■ **Exercise goal**: Provide an exact reproduction of every entry.

■ **Data in this exercise**:
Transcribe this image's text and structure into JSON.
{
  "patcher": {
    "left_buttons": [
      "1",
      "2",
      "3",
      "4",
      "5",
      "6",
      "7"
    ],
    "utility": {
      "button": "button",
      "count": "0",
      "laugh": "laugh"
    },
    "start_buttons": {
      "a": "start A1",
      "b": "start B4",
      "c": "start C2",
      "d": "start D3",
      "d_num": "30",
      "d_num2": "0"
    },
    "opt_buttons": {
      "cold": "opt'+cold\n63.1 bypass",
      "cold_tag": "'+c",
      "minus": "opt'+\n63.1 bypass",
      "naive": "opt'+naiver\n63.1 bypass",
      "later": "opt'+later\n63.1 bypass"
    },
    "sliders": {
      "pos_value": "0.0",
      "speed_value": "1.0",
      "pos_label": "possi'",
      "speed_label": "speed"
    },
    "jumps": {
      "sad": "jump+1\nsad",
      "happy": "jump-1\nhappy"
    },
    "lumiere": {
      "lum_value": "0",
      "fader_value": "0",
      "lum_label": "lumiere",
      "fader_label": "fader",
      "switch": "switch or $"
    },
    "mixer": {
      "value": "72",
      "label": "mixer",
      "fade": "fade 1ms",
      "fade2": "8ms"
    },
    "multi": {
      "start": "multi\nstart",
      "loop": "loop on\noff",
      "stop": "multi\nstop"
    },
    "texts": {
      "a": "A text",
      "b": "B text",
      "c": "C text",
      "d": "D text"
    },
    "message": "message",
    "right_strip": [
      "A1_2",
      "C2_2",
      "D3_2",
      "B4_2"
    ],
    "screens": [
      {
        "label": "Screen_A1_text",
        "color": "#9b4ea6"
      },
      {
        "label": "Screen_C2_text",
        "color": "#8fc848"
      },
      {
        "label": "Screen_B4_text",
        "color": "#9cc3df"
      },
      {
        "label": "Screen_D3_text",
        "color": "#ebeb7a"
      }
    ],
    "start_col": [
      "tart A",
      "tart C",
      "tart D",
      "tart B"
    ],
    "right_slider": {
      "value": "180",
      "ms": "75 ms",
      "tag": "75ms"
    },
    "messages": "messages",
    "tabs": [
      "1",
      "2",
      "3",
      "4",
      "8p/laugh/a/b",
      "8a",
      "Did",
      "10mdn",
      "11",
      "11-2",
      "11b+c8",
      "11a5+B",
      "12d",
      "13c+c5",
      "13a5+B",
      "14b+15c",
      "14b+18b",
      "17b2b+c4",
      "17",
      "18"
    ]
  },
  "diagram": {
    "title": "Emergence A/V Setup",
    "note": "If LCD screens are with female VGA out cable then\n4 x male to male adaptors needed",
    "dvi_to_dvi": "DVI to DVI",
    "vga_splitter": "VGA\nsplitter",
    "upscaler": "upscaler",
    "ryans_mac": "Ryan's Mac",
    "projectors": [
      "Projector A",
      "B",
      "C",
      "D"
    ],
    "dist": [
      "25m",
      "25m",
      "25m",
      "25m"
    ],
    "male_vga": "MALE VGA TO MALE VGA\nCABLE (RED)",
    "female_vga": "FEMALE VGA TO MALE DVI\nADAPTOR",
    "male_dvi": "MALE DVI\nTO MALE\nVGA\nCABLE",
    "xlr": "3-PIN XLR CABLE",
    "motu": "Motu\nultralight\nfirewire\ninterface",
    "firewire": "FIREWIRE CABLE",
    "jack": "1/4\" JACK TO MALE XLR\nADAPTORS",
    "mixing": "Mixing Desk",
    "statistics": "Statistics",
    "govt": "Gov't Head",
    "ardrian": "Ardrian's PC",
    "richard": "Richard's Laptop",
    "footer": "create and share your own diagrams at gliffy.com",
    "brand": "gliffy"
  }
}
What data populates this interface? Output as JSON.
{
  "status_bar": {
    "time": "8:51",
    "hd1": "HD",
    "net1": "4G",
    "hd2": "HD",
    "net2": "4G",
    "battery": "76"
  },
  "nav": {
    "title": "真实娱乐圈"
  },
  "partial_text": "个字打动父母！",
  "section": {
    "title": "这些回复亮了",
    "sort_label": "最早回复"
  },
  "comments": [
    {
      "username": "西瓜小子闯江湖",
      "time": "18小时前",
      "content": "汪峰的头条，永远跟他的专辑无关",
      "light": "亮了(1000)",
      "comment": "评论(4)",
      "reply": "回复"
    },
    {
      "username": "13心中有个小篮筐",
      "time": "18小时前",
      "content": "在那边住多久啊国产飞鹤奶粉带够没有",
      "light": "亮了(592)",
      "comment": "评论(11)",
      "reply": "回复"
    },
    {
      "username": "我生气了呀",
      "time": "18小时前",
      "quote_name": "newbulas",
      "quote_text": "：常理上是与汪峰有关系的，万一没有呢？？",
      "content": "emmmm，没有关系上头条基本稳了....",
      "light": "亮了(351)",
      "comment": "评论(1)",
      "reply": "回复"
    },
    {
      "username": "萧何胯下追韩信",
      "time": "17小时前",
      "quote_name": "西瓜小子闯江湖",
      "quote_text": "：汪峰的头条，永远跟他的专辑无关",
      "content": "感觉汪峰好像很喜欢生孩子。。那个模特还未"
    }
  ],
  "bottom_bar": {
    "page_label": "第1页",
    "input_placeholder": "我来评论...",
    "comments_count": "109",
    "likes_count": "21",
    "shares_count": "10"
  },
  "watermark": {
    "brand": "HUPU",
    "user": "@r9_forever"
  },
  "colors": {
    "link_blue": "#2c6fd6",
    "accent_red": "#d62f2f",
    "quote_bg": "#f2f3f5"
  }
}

■ **Result**:
Transcribe this image's text and structure into JSON.
{
  "patcher": {
    "left_buttons": [
      "1",
      "2",
      "3",
      "4",
      "5",
      "6",
      "7"
    ],
    "utility": {
      "button": "button",
      "count": "0",
      "laugh": "laugh"
    },
    "start_buttons": {
      "a": "start A1",
      "b": "start B4",
      "c": "start C2",
      "d": "start D3",
      "d_num": "30",
      "d_num2": "0"
    },
    "opt_buttons": {
      "cold": "opt'+cold\n63.1 bypass",
      "cold_tag": "'+c",
      "minus": "opt'+\n63.1 bypass",
      "naive": "opt'+naiver\n63.1 bypass",
      "later": "opt'+later\n63.1 bypass"
    },
    "sliders": {
      "pos_value": "0.0",
      "speed_value": "1.0",
      "pos_label": "possi'",
      "speed_label": "speed"
    },
    "jumps": {
      "sad": "jump+1\nsad",
      "happy": "jump-1\nhappy"
    },
    "lumiere": {
      "lum_value": "0",
      "fader_value": "0",
      "lum_label": "lumiere",
      "fader_label": "fader",
      "switch": "switch or $"
    },
    "mixer": {
      "value": "72",
      "label": "mixer",
      "fade": "fade 1ms",
      "fade2": "8ms"
    },
    "multi": {
      "start": "multi\nstart",
      "loop": "loop on\noff",
      "stop": "multi\nstop"
    },
    "texts": {
      "a": "A text",
      "b": "B text",
      "c": "C text",
      "d": "D text"
    },
    "message": "message",
    "right_strip": [
      "A1_2",
      "C2_2",
      "D3_2",
      "B4_2"
    ],
    "screens": [
      {
        "label": "Screen_A1_text",
        "color": "#9b4ea6"
      },
      {
        "label": "Screen_C2_text",
        "color": "#8fc848"
      },
      {
        "label": "Screen_B4_text",
        "color": "#9cc3df"
      },
      {
        "label": "Screen_D3_text",
        "color": "#ebeb7a"
      }
    ],
    "start_col": [
      "tart A",
      "tart C",
      "tart D",
      "tart B"
    ],
    "right_slider": {
      "value": "180",
      "ms": "75 ms",
      "tag": "75ms"
    },
    "messages": "messages",
    "tabs": [
      "1",
      "2",
      "3",
      "4",
      "8p/laugh/a/b",
      "8a",
      "Did",
      "10mdn",
      "11",
      "11-2",
      "11b+c8",
      "11a5+B",
      "12d",
      "13c+c5",
      "13a5+B",
      "14b+15c",
      "14b+18b",
      "17b2b+c4",
      "17",
      "18"
    ]
  },
  "diagram": {
    "title": "Emergence A/V Setup",
    "note": "If LCD screens are with female VGA out cable then\n4 x male to male adaptors needed",
    "dvi_to_dvi": "DVI to DVI",
    "vga_splitter": "VGA\nsplitter",
    "upscaler": "upscaler",
    "ryans_mac": "Ryan's Mac",
    "projectors": [
      "Projector A",
      "B",
      "C",
      "D"
    ],
    "dist": [
      "25m",
      "25m",
      "25m",
      "25m"
    ],
    "male_vga": "MALE VGA TO MALE VGA\nCABLE (RED)",
    "female_vga": "FEMALE VGA TO MALE DVI\nADAPTOR",
    "male_dvi": "MALE DVI\nTO MALE\nVGA\nCABLE",
    "xlr": "3-PIN XLR CABLE",
    "motu": "Motu\nultralight\nfirewire\ninterface",
    "firewire": "FIREWIRE CABLE",
    "jack": "1/4\" JACK TO MALE XLR\nADAPTORS",
    "mixing": "Mixing Desk",
    "statistics": "Statistics",
    "govt": "Gov't Head",
    "ardrian": "Ardrian's PC",
    "richard": "Richard's Laptop",
    "footer": "create and share your own diagrams at gliffy.com",
    "brand": "gliffy"
  }
}
What data populates this interface? Output as JSON.
{
  "status_bar": {
    "time": "8:51",
    "hd1": "HD",
    "net1": "4G",
    "hd2": "HD",
    "net2": "4G",
    "battery": "76"
  },
  "nav": {
    "title": "真实娱乐圈"
  },
  "partial_text": "个字打动父母！",
  "section": {
    "title": "这些回复亮了",
    "sort_label": "最早回复"
  },
  "comments": [
    {
      "username": "西瓜小子闯江湖",
      "time": "18小时前",
      "content": "汪峰的头条，永远跟他的专辑无关",
      "light": "亮了(1000)",
      "comment": "评论(4)",
      "reply": "回复"
    },
    {
      "username": "13心中有个小篮筐",
      "time": "18小时前",
      "content": "在那边住多久啊国产飞鹤奶粉带够没有",
      "light": "亮了(592)",
      "comment": "评论(11)",
      "reply": "回复"
    },
    {
      "username": "我生气了呀",
      "time": "18小时前",
      "quote_name": "newbulas",
      "quote_text": "：常理上是与汪峰有关系的，万一没有呢？？",
      "content": "emmmm，没有关系上头条基本稳了....",
      "light": "亮了(351)",
      "comment": "评论(1)",
      "reply": "回复"
    },
    {
      "username": "萧何胯下追韩信",
      "time": "17小时前",
      "quote_name": "西瓜小子闯江湖",
      "quote_text": "：汪峰的头条，永远跟他的专辑无关",
      "content": "感觉汪峰好像很喜欢生孩子。。那个模特还未"
    }
  ],
  "bottom_bar": {
    "page_label": "第1页",
    "input_placeholder": "我来评论...",
    "comments_count": "109",
    "likes_count": "21",
    "shares_count": "10"
  },
  "watermark": {
    "brand": "HUPU",
    "user": "@r9_forever"
  },
  "colors": {
    "link_blue": "#2c6fd6",
    "accent_red": "#d62f2f",
    "quote_bg": "#f2f3f5"
  }
}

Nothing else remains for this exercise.